• EXERCISE DESCRIPTION: Copy the data exactly as it appears, and do not include any pictures.
----- EXTRACTED RECORDS -----
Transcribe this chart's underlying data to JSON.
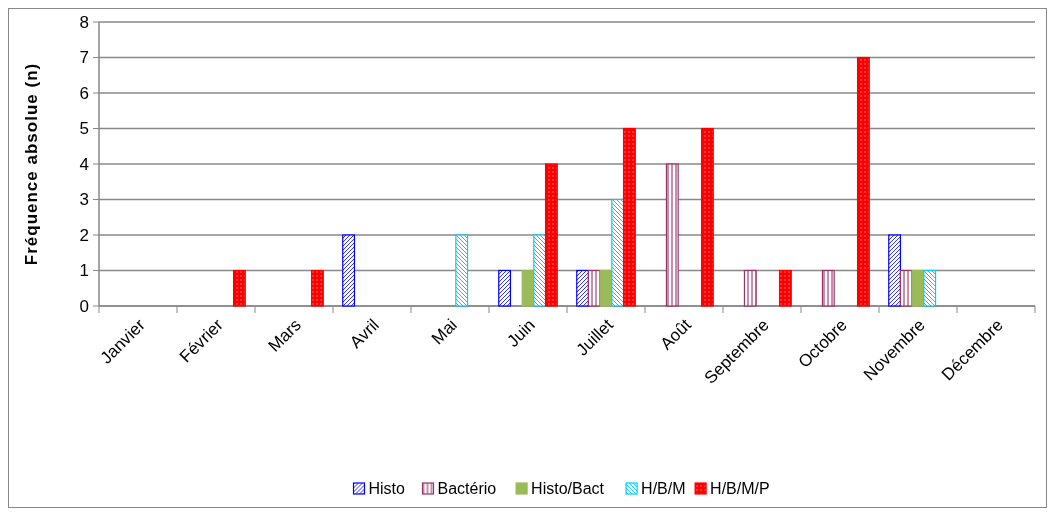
{
  "chart_data": {
    "type": "bar",
    "ylabel": "Fréquence absolue (n)",
    "categories": [
      "Janvier",
      "Février",
      "Mars",
      "Avril",
      "Mai",
      "Juin",
      "Juillet",
      "Août",
      "Septembre",
      "Octobre",
      "Novembre",
      "Décembre"
    ],
    "series": [
      {
        "name": "Histo",
        "color": "#0000ff",
        "values": [
          0,
          0,
          0,
          2,
          0,
          1,
          1,
          0,
          0,
          0,
          2,
          0
        ]
      },
      {
        "name": "Bactério",
        "color": "#993366",
        "values": [
          0,
          0,
          0,
          0,
          0,
          0,
          1,
          4,
          1,
          1,
          1,
          0
        ]
      },
      {
        "name": "Histo/Bact",
        "color": "#9bbb59",
        "values": [
          0,
          0,
          0,
          0,
          0,
          1,
          1,
          0,
          0,
          0,
          1,
          0
        ]
      },
      {
        "name": "H/B/M",
        "color": "#00ccff",
        "values": [
          0,
          0,
          0,
          0,
          2,
          2,
          3,
          0,
          0,
          0,
          1,
          0
        ]
      },
      {
        "name": "H/B/M/P",
        "color": "#ff0000",
        "values": [
          0,
          1,
          1,
          0,
          0,
          4,
          5,
          5,
          1,
          7,
          0,
          0
        ]
      }
    ],
    "ylim": [
      0,
      8
    ],
    "yticks": [
      0,
      1,
      2,
      3,
      4,
      5,
      6,
      7,
      8
    ],
    "grid": "y",
    "legend": "bottom"
  }
}
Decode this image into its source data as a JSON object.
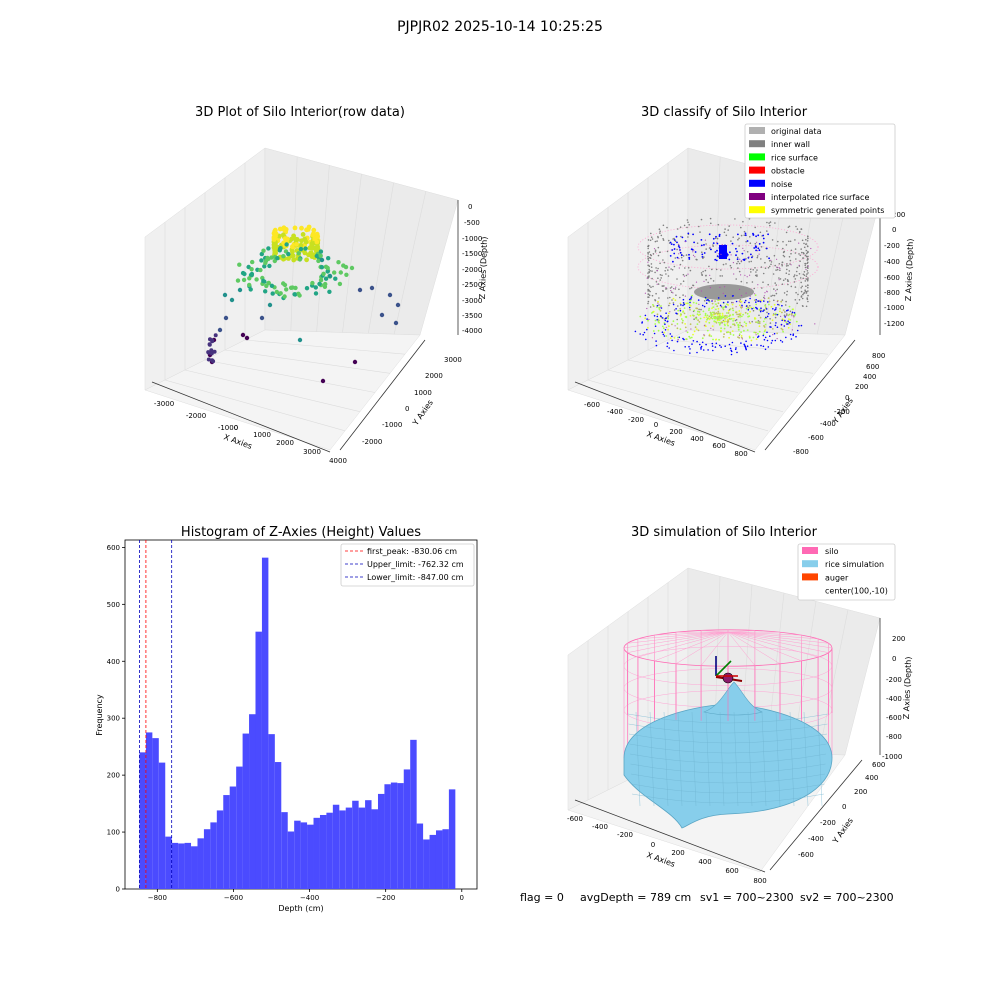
{
  "suptitle": "PJPJR02 2025-10-14 10:25:25",
  "chart_data": [
    {
      "type": "scatter",
      "panel": "3d-raw",
      "title": "3D Plot of Silo Interior(row data)",
      "xlabel": "X Axies",
      "ylabel": "Y Axies",
      "zlabel": "Z Axies (Depth)",
      "x_ticks": [
        "-3000",
        "-2000",
        "-1000",
        "0",
        "1000",
        "2000",
        "3000",
        "4000"
      ],
      "y_ticks": [
        "-2000",
        "-1000",
        "0",
        "1000",
        "2000",
        "3000"
      ],
      "z_ticks": [
        "0",
        "-500",
        "-1000",
        "-1500",
        "-2000",
        "-2500",
        "-3000",
        "-3500",
        "-4000"
      ]
    },
    {
      "type": "scatter",
      "panel": "3d-classify",
      "title": "3D classify of Silo Interior",
      "xlabel": "X Axies",
      "ylabel": "Y Axies",
      "zlabel": "Z Axies (Depth)",
      "x_ticks": [
        "-600",
        "-400",
        "-200",
        "0",
        "200",
        "400",
        "600",
        "800"
      ],
      "y_ticks": [
        "-800",
        "-600",
        "-400",
        "-200",
        "0",
        "200",
        "400",
        "600",
        "800"
      ],
      "z_ticks": [
        "200",
        "0",
        "-200",
        "-400",
        "-600",
        "-800",
        "-1000",
        "-1200"
      ],
      "legend": [
        {
          "label": "original data",
          "color": "#b0b0b0"
        },
        {
          "label": "inner wall",
          "color": "#808080"
        },
        {
          "label": "rice surface",
          "color": "#00ff00"
        },
        {
          "label": "obstacle",
          "color": "#ff0000"
        },
        {
          "label": "noise",
          "color": "#0000ff"
        },
        {
          "label": "interpolated rice surface",
          "color": "#800080"
        },
        {
          "label": "symmetric generated points",
          "color": "#ffff00"
        }
      ]
    },
    {
      "type": "bar",
      "panel": "histogram",
      "title": "Histogram of Z-Axies (Height) Values",
      "xlabel": "Depth (cm)",
      "ylabel": "Frequency",
      "xlim": [
        -885,
        40
      ],
      "ylim": [
        0,
        613
      ],
      "x_ticks": [
        -800,
        -600,
        -400,
        -200,
        0
      ],
      "y_ticks": [
        0,
        100,
        200,
        300,
        400,
        500,
        600
      ],
      "bin_start": -847,
      "bin_width": 16.94,
      "values": [
        240,
        275,
        265,
        222,
        92,
        81,
        80,
        81,
        75,
        89,
        105,
        117,
        138,
        165,
        180,
        215,
        273,
        307,
        452,
        582,
        272,
        223,
        135,
        101,
        120,
        117,
        113,
        125,
        130,
        134,
        148,
        138,
        143,
        155,
        143,
        156,
        140,
        167,
        184,
        187,
        186,
        210,
        262,
        115,
        87,
        95,
        103,
        105,
        175
      ],
      "bar_color": "#4b4bff",
      "vlines": [
        {
          "label": "first_peak: -830.06 cm",
          "x": -830.06,
          "color": "#ff0000"
        },
        {
          "label": "Upper_limit: -762.32 cm",
          "x": -762.32,
          "color": "#0000bb"
        },
        {
          "label": "Lower_limit: -847.00 cm",
          "x": -847.0,
          "color": "#0000bb"
        }
      ],
      "legend_position": "top-right"
    },
    {
      "type": "surface",
      "panel": "3d-simulation",
      "title": "3D simulation of Silo Interior",
      "xlabel": "X Axies",
      "ylabel": "Y Axies",
      "zlabel": "Z Axies (Depth)",
      "x_ticks": [
        "-600",
        "-400",
        "-200",
        "0",
        "200",
        "400",
        "600",
        "800"
      ],
      "y_ticks": [
        "-600",
        "-400",
        "-200",
        "0",
        "200",
        "400",
        "600"
      ],
      "z_ticks": [
        "200",
        "0",
        "-200",
        "-400",
        "-600",
        "-800",
        "-1000"
      ],
      "legend": [
        {
          "label": "silo",
          "color": "#ff69b4"
        },
        {
          "label": "rice simulation",
          "color": "#87ceeb"
        },
        {
          "label": "auger",
          "color": "#ff4500"
        },
        {
          "label": "center(100,-10)",
          "color": ""
        }
      ]
    }
  ],
  "status": {
    "flag": "flag = 0",
    "avg_depth": "avgDepth = 789 cm",
    "sv1": "sv1 = 700~2300",
    "sv2": "sv2 = 700~2300"
  }
}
-----
• RESPONSE TO THIS EXERCISE:
Transcribe this chart's underlying data to JSON.
{
  "chart_data": {
    "type": "bar",
    "ylabel": "Fréquence absolue (n)",
    "categories": [
      "Janvier",
      "Février",
      "Mars",
      "Avril",
      "Mai",
      "Juin",
      "Juillet",
      "Août",
      "Septembre",
      "Octobre",
      "Novembre",
      "Décembre"
    ],
    "series": [
      {
        "name": "Histo",
        "color": "#0000ff",
        "values": [
          0,
          0,
          0,
          2,
          0,
          1,
          1,
          0,
          0,
          0,
          2,
          0
        ]
      },
      {
        "name": "Bactério",
        "color": "#993366",
        "values": [
          0,
          0,
          0,
          0,
          0,
          0,
          1,
          4,
          1,
          1,
          1,
          0
        ]
      },
      {
        "name": "Histo/Bact",
        "color": "#9bbb59",
        "values": [
          0,
          0,
          0,
          0,
          0,
          1,
          1,
          0,
          0,
          0,
          1,
          0
        ]
      },
      {
        "name": "H/B/M",
        "color": "#00ccff",
        "values": [
          0,
          0,
          0,
          0,
          2,
          2,
          3,
          0,
          0,
          0,
          1,
          0
        ]
      },
      {
        "name": "H/B/M/P",
        "color": "#ff0000",
        "values": [
          0,
          1,
          1,
          0,
          0,
          4,
          5,
          5,
          1,
          7,
          0,
          0
        ]
      }
    ],
    "ylim": [
      0,
      8
    ],
    "yticks": [
      0,
      1,
      2,
      3,
      4,
      5,
      6,
      7,
      8
    ],
    "grid": "y",
    "legend": "bottom"
  }
}
Decode this image into its source data as a JSON object.
{
  "suptitle": "PJPJR02 2025-10-14 10:25:25",
  "chart_data": [
    {
      "type": "scatter",
      "panel": "3d-raw",
      "title": "3D Plot of Silo Interior(row data)",
      "xlabel": "X Axies",
      "ylabel": "Y Axies",
      "zlabel": "Z Axies (Depth)",
      "x_ticks": [
        "-3000",
        "-2000",
        "-1000",
        "0",
        "1000",
        "2000",
        "3000",
        "4000"
      ],
      "y_ticks": [
        "-2000",
        "-1000",
        "0",
        "1000",
        "2000",
        "3000"
      ],
      "z_ticks": [
        "0",
        "-500",
        "-1000",
        "-1500",
        "-2000",
        "-2500",
        "-3000",
        "-3500",
        "-4000"
      ]
    },
    {
      "type": "scatter",
      "panel": "3d-classify",
      "title": "3D classify of Silo Interior",
      "xlabel": "X Axies",
      "ylabel": "Y Axies",
      "zlabel": "Z Axies (Depth)",
      "x_ticks": [
        "-600",
        "-400",
        "-200",
        "0",
        "200",
        "400",
        "600",
        "800"
      ],
      "y_ticks": [
        "-800",
        "-600",
        "-400",
        "-200",
        "0",
        "200",
        "400",
        "600",
        "800"
      ],
      "z_ticks": [
        "200",
        "0",
        "-200",
        "-400",
        "-600",
        "-800",
        "-1000",
        "-1200"
      ],
      "legend": [
        {
          "label": "original data",
          "color": "#b0b0b0"
        },
        {
          "label": "inner wall",
          "color": "#808080"
        },
        {
          "label": "rice surface",
          "color": "#00ff00"
        },
        {
          "label": "obstacle",
          "color": "#ff0000"
        },
        {
          "label": "noise",
          "color": "#0000ff"
        },
        {
          "label": "interpolated rice surface",
          "color": "#800080"
        },
        {
          "label": "symmetric generated points",
          "color": "#ffff00"
        }
      ]
    },
    {
      "type": "bar",
      "panel": "histogram",
      "title": "Histogram of Z-Axies (Height) Values",
      "xlabel": "Depth (cm)",
      "ylabel": "Frequency",
      "xlim": [
        -885,
        40
      ],
      "ylim": [
        0,
        613
      ],
      "x_ticks": [
        -800,
        -600,
        -400,
        -200,
        0
      ],
      "y_ticks": [
        0,
        100,
        200,
        300,
        400,
        500,
        600
      ],
      "bin_start": -847,
      "bin_width": 16.94,
      "values": [
        240,
        275,
        265,
        222,
        92,
        81,
        80,
        81,
        75,
        89,
        105,
        117,
        138,
        165,
        180,
        215,
        273,
        307,
        452,
        582,
        272,
        223,
        135,
        101,
        120,
        117,
        113,
        125,
        130,
        134,
        148,
        138,
        143,
        155,
        143,
        156,
        140,
        167,
        184,
        187,
        186,
        210,
        262,
        115,
        87,
        95,
        103,
        105,
        175
      ],
      "bar_color": "#4b4bff",
      "vlines": [
        {
          "label": "first_peak: -830.06 cm",
          "x": -830.06,
          "color": "#ff0000"
        },
        {
          "label": "Upper_limit: -762.32 cm",
          "x": -762.32,
          "color": "#0000bb"
        },
        {
          "label": "Lower_limit: -847.00 cm",
          "x": -847.0,
          "color": "#0000bb"
        }
      ],
      "legend_position": "top-right"
    },
    {
      "type": "surface",
      "panel": "3d-simulation",
      "title": "3D simulation of Silo Interior",
      "xlabel": "X Axies",
      "ylabel": "Y Axies",
      "zlabel": "Z Axies (Depth)",
      "x_ticks": [
        "-600",
        "-400",
        "-200",
        "0",
        "200",
        "400",
        "600",
        "800"
      ],
      "y_ticks": [
        "-600",
        "-400",
        "-200",
        "0",
        "200",
        "400",
        "600"
      ],
      "z_ticks": [
        "200",
        "0",
        "-200",
        "-400",
        "-600",
        "-800",
        "-1000"
      ],
      "legend": [
        {
          "label": "silo",
          "color": "#ff69b4"
        },
        {
          "label": "rice simulation",
          "color": "#87ceeb"
        },
        {
          "label": "auger",
          "color": "#ff4500"
        },
        {
          "label": "center(100,-10)",
          "color": ""
        }
      ]
    }
  ],
  "status": {
    "flag": "flag = 0",
    "avg_depth": "avgDepth = 789 cm",
    "sv1": "sv1 = 700~2300",
    "sv2": "sv2 = 700~2300"
  }
}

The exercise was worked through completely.